_EXCERPTED RECORDS:_
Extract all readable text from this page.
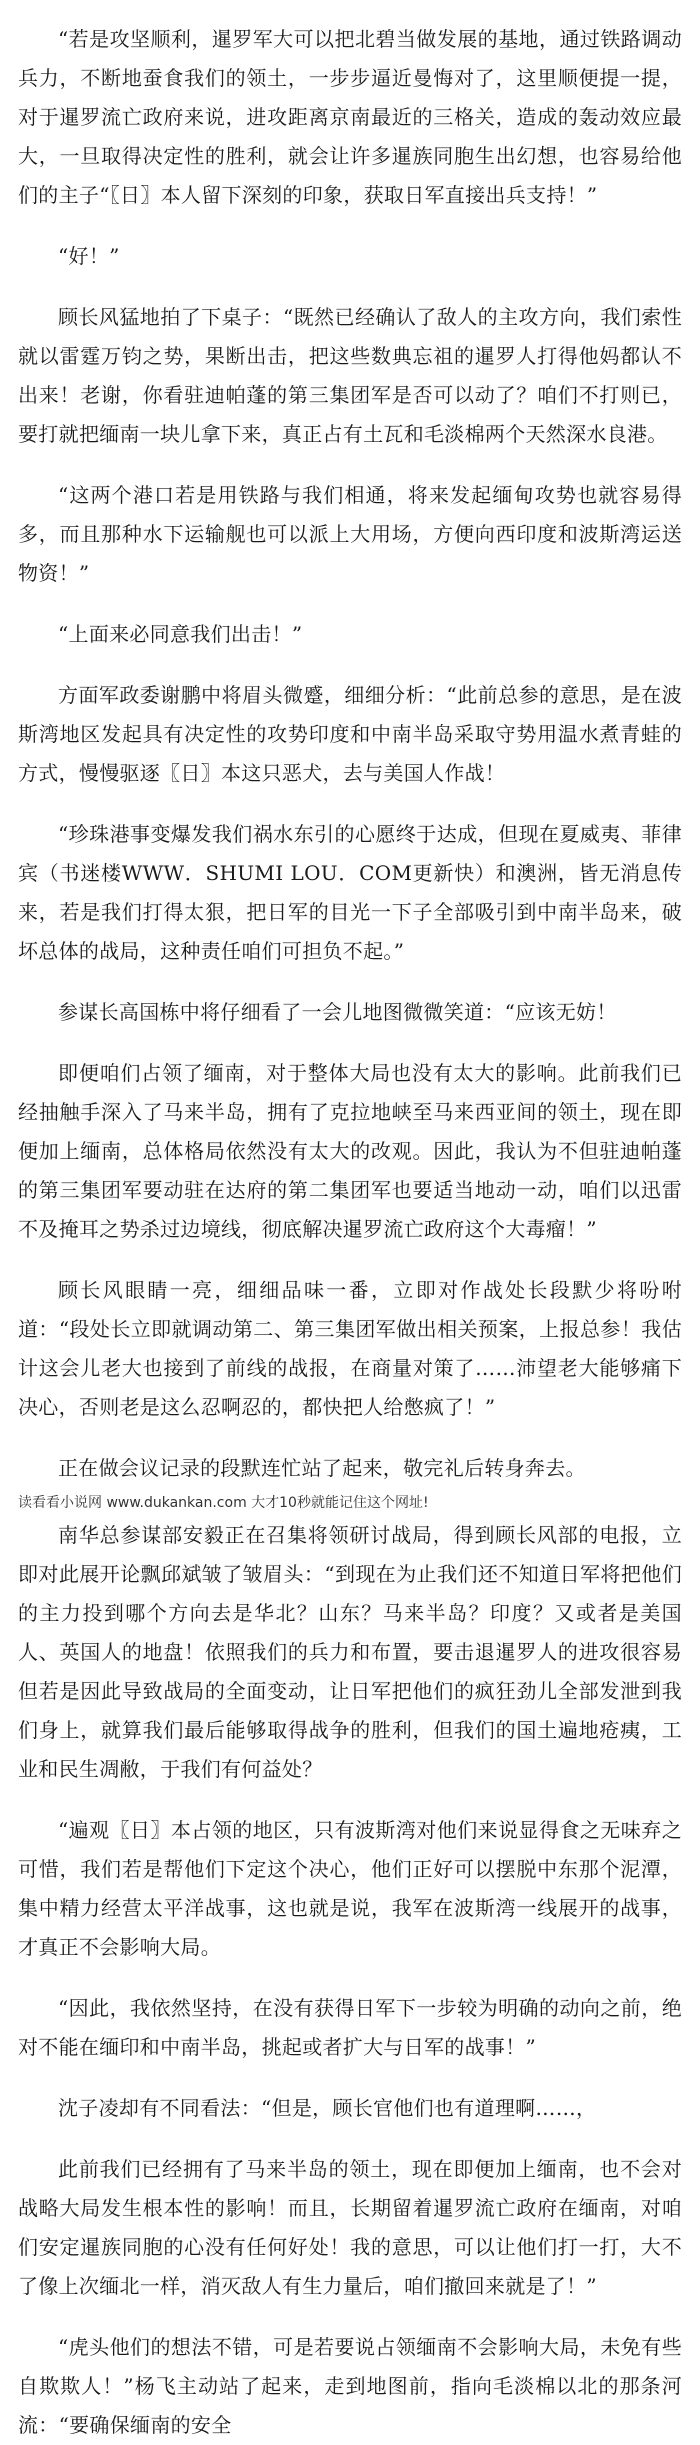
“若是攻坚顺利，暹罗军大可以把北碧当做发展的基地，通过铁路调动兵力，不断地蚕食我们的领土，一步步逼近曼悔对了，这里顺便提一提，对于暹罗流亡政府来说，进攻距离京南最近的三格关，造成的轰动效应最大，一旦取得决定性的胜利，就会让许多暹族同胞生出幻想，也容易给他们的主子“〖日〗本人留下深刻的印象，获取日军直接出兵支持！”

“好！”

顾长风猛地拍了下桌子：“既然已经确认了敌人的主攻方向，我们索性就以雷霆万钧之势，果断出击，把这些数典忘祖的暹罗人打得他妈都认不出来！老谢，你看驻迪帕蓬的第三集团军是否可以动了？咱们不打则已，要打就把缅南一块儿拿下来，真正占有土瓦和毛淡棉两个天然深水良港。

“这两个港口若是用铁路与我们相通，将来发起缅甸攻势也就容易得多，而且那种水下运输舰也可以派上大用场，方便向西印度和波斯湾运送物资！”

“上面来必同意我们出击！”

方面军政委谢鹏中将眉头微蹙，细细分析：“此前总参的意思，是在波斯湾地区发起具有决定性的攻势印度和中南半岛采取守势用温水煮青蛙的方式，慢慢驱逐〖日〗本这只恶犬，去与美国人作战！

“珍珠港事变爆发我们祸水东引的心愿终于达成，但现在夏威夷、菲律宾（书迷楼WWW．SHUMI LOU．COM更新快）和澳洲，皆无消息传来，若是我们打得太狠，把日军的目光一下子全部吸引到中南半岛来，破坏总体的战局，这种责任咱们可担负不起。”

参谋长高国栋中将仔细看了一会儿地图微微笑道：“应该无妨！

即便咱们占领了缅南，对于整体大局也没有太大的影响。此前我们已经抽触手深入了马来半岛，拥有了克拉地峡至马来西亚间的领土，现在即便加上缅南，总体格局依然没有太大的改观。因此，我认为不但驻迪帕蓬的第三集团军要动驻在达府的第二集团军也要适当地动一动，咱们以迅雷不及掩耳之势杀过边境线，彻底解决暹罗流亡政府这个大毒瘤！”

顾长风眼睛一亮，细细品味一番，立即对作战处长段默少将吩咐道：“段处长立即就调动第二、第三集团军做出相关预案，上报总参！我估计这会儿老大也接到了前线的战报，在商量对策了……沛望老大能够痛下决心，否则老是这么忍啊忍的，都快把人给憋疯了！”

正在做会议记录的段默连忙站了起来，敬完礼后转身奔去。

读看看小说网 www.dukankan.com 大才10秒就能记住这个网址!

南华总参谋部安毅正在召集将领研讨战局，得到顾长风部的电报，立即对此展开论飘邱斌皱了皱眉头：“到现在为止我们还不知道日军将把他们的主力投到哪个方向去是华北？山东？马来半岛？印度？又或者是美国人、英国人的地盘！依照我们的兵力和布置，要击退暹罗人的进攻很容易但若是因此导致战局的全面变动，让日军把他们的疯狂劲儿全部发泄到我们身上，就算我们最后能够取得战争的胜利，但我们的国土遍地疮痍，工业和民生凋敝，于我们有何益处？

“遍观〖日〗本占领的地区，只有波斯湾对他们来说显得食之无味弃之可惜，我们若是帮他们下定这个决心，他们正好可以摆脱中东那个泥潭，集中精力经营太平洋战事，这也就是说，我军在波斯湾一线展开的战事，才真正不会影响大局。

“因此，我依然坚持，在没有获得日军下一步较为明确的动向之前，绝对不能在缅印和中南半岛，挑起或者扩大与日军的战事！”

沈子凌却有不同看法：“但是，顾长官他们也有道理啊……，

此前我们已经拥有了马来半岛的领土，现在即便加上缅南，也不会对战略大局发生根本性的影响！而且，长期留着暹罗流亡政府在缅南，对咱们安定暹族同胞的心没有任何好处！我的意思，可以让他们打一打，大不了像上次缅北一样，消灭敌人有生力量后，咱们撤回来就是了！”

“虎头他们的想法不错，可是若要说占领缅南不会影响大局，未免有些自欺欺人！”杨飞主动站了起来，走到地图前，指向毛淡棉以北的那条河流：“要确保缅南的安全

_GIVEN PROBLEM:_ Write only the number of lines in the records that include the word "现在即便加上缅南".

_SOLUTION TO THIS EXERCISE:_ 2